-- What the task asks --
Work out how many lines of the listing hold "image", then state only that count.

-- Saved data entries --
— start —

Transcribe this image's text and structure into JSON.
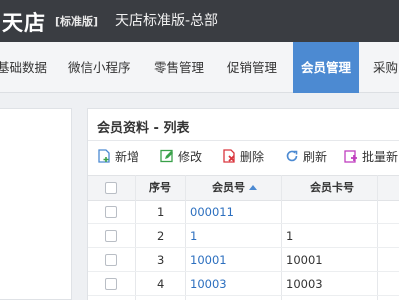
{
  "header": {
    "logo": "天店",
    "edition": "[标准版]",
    "store_title": "天店标准版-总部"
  },
  "nav": {
    "items": [
      "基础数据",
      "微信小程序",
      "零售管理",
      "促销管理",
      "会员管理",
      "采购"
    ],
    "active": "会员管理"
  },
  "panel": {
    "title": "会员资料 - 列表"
  },
  "toolbar": {
    "add": "新增",
    "edit": "修改",
    "delete": "删除",
    "refresh": "刷新",
    "batch": "批量新"
  },
  "table": {
    "headers": {
      "seq": "序号",
      "member_no": "会员号",
      "card_no": "会员卡号"
    },
    "rows": [
      {
        "seq": "1",
        "member_no": "000011",
        "card_no": ""
      },
      {
        "seq": "2",
        "member_no": "1",
        "card_no": "1"
      },
      {
        "seq": "3",
        "member_no": "10001",
        "card_no": "10001"
      },
      {
        "seq": "4",
        "member_no": "10003",
        "card_no": "10003"
      }
    ]
  },
  "colors": {
    "topbar": "#3a3d42",
    "accent": "#4c8ad2",
    "link": "#2c6fbf"
  }
}
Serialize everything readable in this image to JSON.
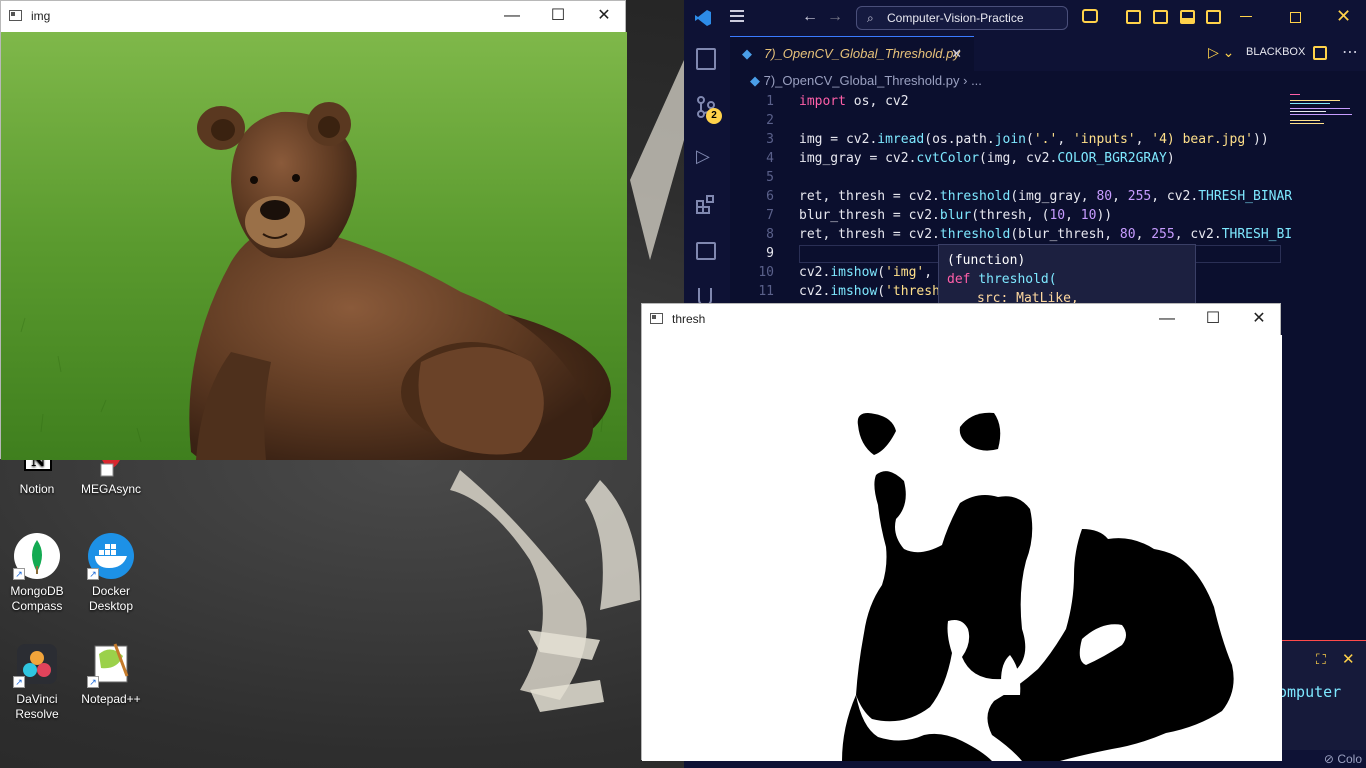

— end —

-- Output of the exercise --
2